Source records
================================

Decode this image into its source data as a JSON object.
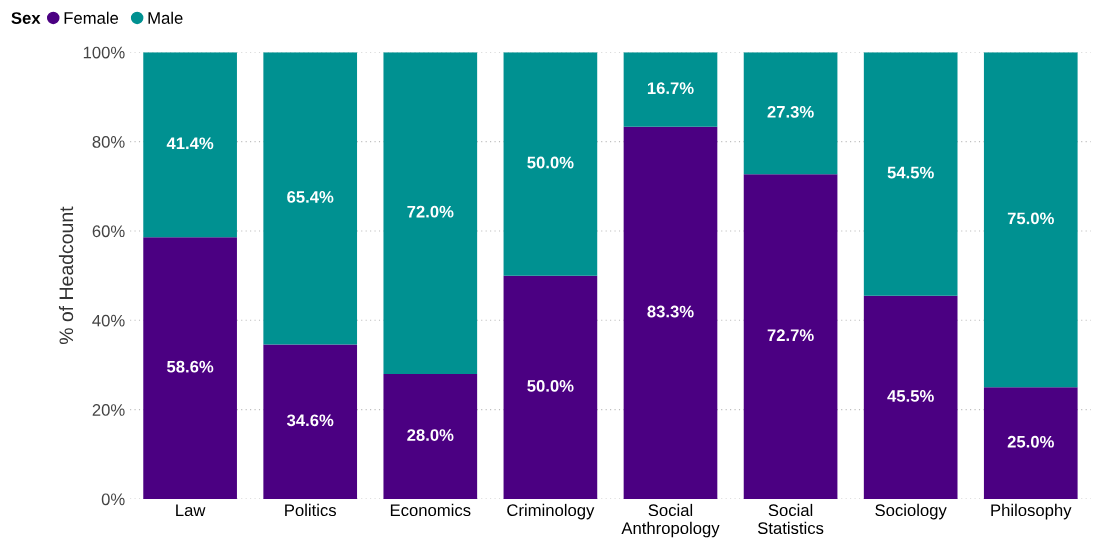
{
  "chart_data": {
    "type": "bar",
    "stacked": true,
    "ylabel": "% of Headcount",
    "legend_title": "Sex",
    "legend": "top left",
    "categories": [
      "Law",
      "Politics",
      "Economics",
      "Criminology",
      "Social\nAnthropology",
      "Social\nStatistics",
      "Sociology",
      "Philosophy"
    ],
    "series": [
      {
        "name": "Female",
        "color": "#4b0082",
        "values": [
          58.6,
          34.6,
          28.0,
          50.0,
          83.3,
          72.7,
          45.5,
          25.0
        ],
        "value_labels": [
          "58.6%",
          "34.6%",
          "28.0%",
          "50.0%",
          "83.3%",
          "72.7%",
          "45.5%",
          "25.0%"
        ]
      },
      {
        "name": "Male",
        "color": "#009191",
        "values": [
          41.4,
          65.4,
          72.0,
          50.0,
          16.7,
          27.3,
          54.5,
          75.0
        ],
        "value_labels": [
          "41.4%",
          "65.4%",
          "72.0%",
          "50.0%",
          "16.7%",
          "27.3%",
          "54.5%",
          "75.0%"
        ]
      }
    ],
    "ylim": [
      0,
      100
    ],
    "yticks": [
      {
        "value": 0,
        "label": "0%"
      },
      {
        "value": 20,
        "label": "20%"
      },
      {
        "value": 40,
        "label": "40%"
      },
      {
        "value": 60,
        "label": "60%"
      },
      {
        "value": 80,
        "label": "80%"
      },
      {
        "value": 100,
        "label": "100%"
      }
    ],
    "grid": "y"
  }
}
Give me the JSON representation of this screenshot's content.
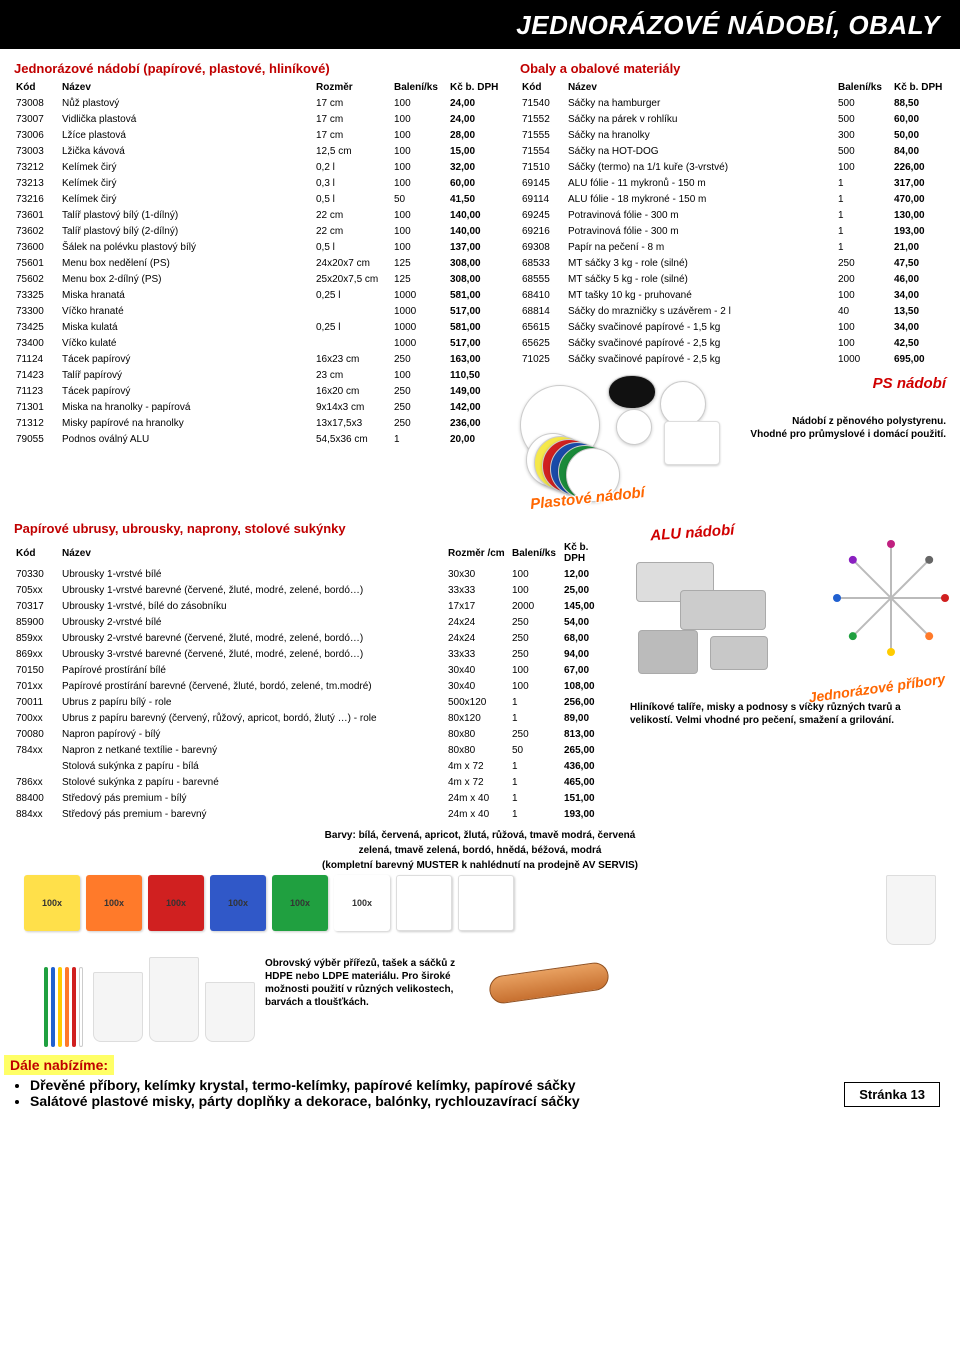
{
  "header": {
    "title": "JEDNORÁZOVÉ NÁDOBÍ, OBALY"
  },
  "table1": {
    "title": "Jednorázové nádobí (papírové, plastové, hliníkové)",
    "headers": {
      "kod": "Kód",
      "nazev": "Název",
      "rozm": "Rozměr",
      "bal": "Balení/ks",
      "kc": "Kč b. DPH"
    },
    "rows": [
      {
        "kod": "73008",
        "nazev": "Nůž plastový",
        "rozm": "17 cm",
        "bal": "100",
        "kc": "24,00"
      },
      {
        "kod": "73007",
        "nazev": "Vidlička plastová",
        "rozm": "17 cm",
        "bal": "100",
        "kc": "24,00"
      },
      {
        "kod": "73006",
        "nazev": "Lžíce plastová",
        "rozm": "17 cm",
        "bal": "100",
        "kc": "28,00"
      },
      {
        "kod": "73003",
        "nazev": "Lžička kávová",
        "rozm": "12,5 cm",
        "bal": "100",
        "kc": "15,00"
      },
      {
        "kod": "73212",
        "nazev": "Kelímek čirý",
        "rozm": "0,2 l",
        "bal": "100",
        "kc": "32,00"
      },
      {
        "kod": "73213",
        "nazev": "Kelímek čirý",
        "rozm": "0,3 l",
        "bal": "100",
        "kc": "60,00"
      },
      {
        "kod": "73216",
        "nazev": "Kelímek čirý",
        "rozm": "0,5 l",
        "bal": "50",
        "kc": "41,50"
      },
      {
        "kod": "73601",
        "nazev": "Talíř plastový bílý (1-dílný)",
        "rozm": "22 cm",
        "bal": "100",
        "kc": "140,00"
      },
      {
        "kod": "73602",
        "nazev": "Talíř plastový bílý (2-dílný)",
        "rozm": "22 cm",
        "bal": "100",
        "kc": "140,00"
      },
      {
        "kod": "73600",
        "nazev": "Šálek na polévku plastový bílý",
        "rozm": "0,5 l",
        "bal": "100",
        "kc": "137,00"
      },
      {
        "kod": "75601",
        "nazev": "Menu box nedělení (PS)",
        "rozm": "24x20x7 cm",
        "bal": "125",
        "kc": "308,00"
      },
      {
        "kod": "75602",
        "nazev": "Menu box 2-dílný (PS)",
        "rozm": "25x20x7,5 cm",
        "bal": "125",
        "kc": "308,00"
      },
      {
        "kod": "73325",
        "nazev": "Miska hranatá",
        "rozm": "0,25 l",
        "bal": "1000",
        "kc": "581,00"
      },
      {
        "kod": "73300",
        "nazev": "Víčko hranaté",
        "rozm": "",
        "bal": "1000",
        "kc": "517,00"
      },
      {
        "kod": "73425",
        "nazev": "Miska kulatá",
        "rozm": "0,25 l",
        "bal": "1000",
        "kc": "581,00"
      },
      {
        "kod": "73400",
        "nazev": "Víčko kulaté",
        "rozm": "",
        "bal": "1000",
        "kc": "517,00"
      },
      {
        "kod": "71124",
        "nazev": "Tácek papírový",
        "rozm": "16x23 cm",
        "bal": "250",
        "kc": "163,00"
      },
      {
        "kod": "71423",
        "nazev": "Talíř papírový",
        "rozm": "23 cm",
        "bal": "100",
        "kc": "110,50"
      },
      {
        "kod": "71123",
        "nazev": "Tácek papírový",
        "rozm": "16x20 cm",
        "bal": "250",
        "kc": "149,00"
      },
      {
        "kod": "71301",
        "nazev": "Miska na hranolky - papírová",
        "rozm": "9x14x3 cm",
        "bal": "250",
        "kc": "142,00"
      },
      {
        "kod": "71312",
        "nazev": "Misky papírové na hranolky",
        "rozm": "13x17,5x3",
        "bal": "250",
        "kc": "236,00"
      },
      {
        "kod": "79055",
        "nazev": "Podnos oválný ALU",
        "rozm": "54,5x36 cm",
        "bal": "1",
        "kc": "20,00"
      }
    ]
  },
  "table2": {
    "title": "Obaly a obalové materiály",
    "headers": {
      "kod": "Kód",
      "nazev": "Název",
      "bal": "Balení/ks",
      "kc": "Kč b. DPH"
    },
    "rows": [
      {
        "kod": "71540",
        "nazev": "Sáčky na hamburger",
        "bal": "500",
        "kc": "88,50"
      },
      {
        "kod": "71552",
        "nazev": "Sáčky na párek v rohlíku",
        "bal": "500",
        "kc": "60,00"
      },
      {
        "kod": "71555",
        "nazev": "Sáčky na hranolky",
        "bal": "300",
        "kc": "50,00"
      },
      {
        "kod": "71554",
        "nazev": "Sáčky na HOT-DOG",
        "bal": "500",
        "kc": "84,00"
      },
      {
        "kod": "71510",
        "nazev": "Sáčky (termo) na 1/1 kuře (3-vrstvé)",
        "bal": "100",
        "kc": "226,00"
      },
      {
        "kod": "69145",
        "nazev": "ALU fólie - 11 mykronů - 150 m",
        "bal": "1",
        "kc": "317,00"
      },
      {
        "kod": "69114",
        "nazev": "ALU fólie - 18 mykroné - 150 m",
        "bal": "1",
        "kc": "470,00"
      },
      {
        "kod": "69245",
        "nazev": "Potravinová fólie - 300 m",
        "bal": "1",
        "kc": "130,00"
      },
      {
        "kod": "69216",
        "nazev": "Potravinová fólie - 300 m",
        "bal": "1",
        "kc": "193,00"
      },
      {
        "kod": "69308",
        "nazev": "Papír na pečení - 8 m",
        "bal": "1",
        "kc": "21,00"
      },
      {
        "kod": "68533",
        "nazev": "MT sáčky 3 kg - role (silné)",
        "bal": "250",
        "kc": "47,50"
      },
      {
        "kod": "68555",
        "nazev": "MT sáčky 5 kg - role (silné)",
        "bal": "200",
        "kc": "46,00"
      },
      {
        "kod": "68410",
        "nazev": "MT tašky 10 kg - pruhované",
        "bal": "100",
        "kc": "34,00"
      },
      {
        "kod": "68814",
        "nazev": "Sáčky do mrazničky s uzávěrem - 2 l",
        "bal": "40",
        "kc": "13,50"
      },
      {
        "kod": "65615",
        "nazev": "Sáčky svačinové papírové - 1,5 kg",
        "bal": "100",
        "kc": "34,00"
      },
      {
        "kod": "65625",
        "nazev": "Sáčky svačinové papírové - 2,5 kg",
        "bal": "100",
        "kc": "42,50"
      },
      {
        "kod": "71025",
        "nazev": "Sáčky svačinové papírové - 2,5 kg",
        "bal": "1000",
        "kc": "695,00"
      }
    ]
  },
  "table3": {
    "title": "Papírové ubrusy, ubrousky, naprony, stolové sukýnky",
    "headers": {
      "kod": "Kód",
      "nazev": "Název",
      "rozm": "Rozměr /cm",
      "bal": "Balení/ks",
      "kc": "Kč b. DPH"
    },
    "rows": [
      {
        "kod": "70330",
        "nazev": "Ubrousky 1-vrstvé bílé",
        "rozm": "30x30",
        "bal": "100",
        "kc": "12,00"
      },
      {
        "kod": "705xx",
        "nazev": "Ubrousky 1-vrstvé barevné (červené, žluté, modré, zelené, bordó…)",
        "rozm": "33x33",
        "bal": "100",
        "kc": "25,00"
      },
      {
        "kod": "70317",
        "nazev": "Ubrousky 1-vrstvé, bílé do zásobníku",
        "rozm": "17x17",
        "bal": "2000",
        "kc": "145,00"
      },
      {
        "kod": "85900",
        "nazev": "Ubrousky 2-vrstvé bílé",
        "rozm": "24x24",
        "bal": "250",
        "kc": "54,00"
      },
      {
        "kod": "859xx",
        "nazev": "Ubrousky 2-vrstvé barevné (červené, žluté, modré, zelené, bordó…)",
        "rozm": "24x24",
        "bal": "250",
        "kc": "68,00"
      },
      {
        "kod": "869xx",
        "nazev": "Ubrousky 3-vrstvé barevné (červené, žluté, modré, zelené, bordó…)",
        "rozm": "33x33",
        "bal": "250",
        "kc": "94,00"
      },
      {
        "kod": "70150",
        "nazev": "Papírové prostírání bílé",
        "rozm": "30x40",
        "bal": "100",
        "kc": "67,00"
      },
      {
        "kod": "701xx",
        "nazev": "Papírové prostírání barevné (červené, žluté, bordó, zelené, tm.modré)",
        "rozm": "30x40",
        "bal": "100",
        "kc": "108,00"
      },
      {
        "kod": "70011",
        "nazev": "Ubrus z papíru bílý - role",
        "rozm": "500x120",
        "bal": "1",
        "kc": "256,00"
      },
      {
        "kod": "700xx",
        "nazev": "Ubrus z papíru barevný (červený, růžový, apricot, bordó, žlutý …) - role",
        "rozm": "80x120",
        "bal": "1",
        "kc": "89,00"
      },
      {
        "kod": "70080",
        "nazev": "Napron papírový - bílý",
        "rozm": "80x80",
        "bal": "250",
        "kc": "813,00"
      },
      {
        "kod": "784xx",
        "nazev": "Napron z netkané textílie - barevný",
        "rozm": "80x80",
        "bal": "50",
        "kc": "265,00"
      },
      {
        "kod": "",
        "nazev": "Stolová sukýnka z papíru - bílá",
        "rozm": "4m x 72",
        "bal": "1",
        "kc": "436,00"
      },
      {
        "kod": "786xx",
        "nazev": "Stolové sukýnka z papíru - barevné",
        "rozm": "4m x 72",
        "bal": "1",
        "kc": "465,00"
      },
      {
        "kod": "88400",
        "nazev": "Středový pás premium - bílý",
        "rozm": "24m x 40",
        "bal": "1",
        "kc": "151,00"
      },
      {
        "kod": "884xx",
        "nazev": "Středový pás premium - barevný",
        "rozm": "24m x 40",
        "bal": "1",
        "kc": "193,00"
      }
    ]
  },
  "labels": {
    "plast": "Plastové nádobí",
    "ps": "PS nádobí",
    "alu": "ALU nádobí",
    "pribory": "Jednorázové příbory",
    "ps_caption1": "Nádobí z pěnového polystyrenu.",
    "ps_caption2": "Vhodné pro průmyslové i domácí použití.",
    "alu_caption": "Hliníkové talíře, misky a podnosy s víčky různých tvarů a velikostí. Velmi vhodné pro pečení, smažení a grilování.",
    "hdpe_caption": "Obrovský výběr přířezů, tašek a sáčků z HDPE nebo LDPE materiálu. Pro široké možnosti použití v různých velikostech, barvách a tloušťkách."
  },
  "colornote": {
    "l1": "Barvy: bílá, červená, apricot, žlutá, růžová, tmavě modrá, červená",
    "l2": "zelená, tmavě zelená, bordó, hnědá, béžová, modrá",
    "l3": "(kompletní barevný MUSTER k nahlédnutí na prodejně AV SERVIS)"
  },
  "napkins": {
    "label": "100x",
    "colors": [
      "#ffe04a",
      "#ff7a2a",
      "#d02020",
      "#3058c8",
      "#20a040",
      "#ffffff"
    ]
  },
  "straws": [
    "#20a040",
    "#2060d0",
    "#ffcc00",
    "#ff7a2a",
    "#d02020",
    "#ffffff"
  ],
  "footer": {
    "dale": "Dále nabízíme:",
    "b1": "Dřevěné příbory, kelímky krystal, termo-kelímky, papírové kelímky, papírové sáčky",
    "b2": "Salátové plastové misky, párty doplňky a dekorace, balónky, rychlouzavírací sáčky",
    "page": "Stránka 13"
  },
  "plate_colors": [
    "#ffffff",
    "#f5e84a",
    "#d02020",
    "#1a4aa8",
    "#1a8a3a",
    "#ffffff"
  ],
  "spoke_colors": [
    "#d02020",
    "#ff7a2a",
    "#ffcc00",
    "#20a040",
    "#2060d0",
    "#8a20c0",
    "#c02080",
    "#666666"
  ]
}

================================

For this exercise, gather every line of the data that contains the word "plastová".

        "nazev": "Vidlička plastová",
        "nazev": "Lžíce plastová",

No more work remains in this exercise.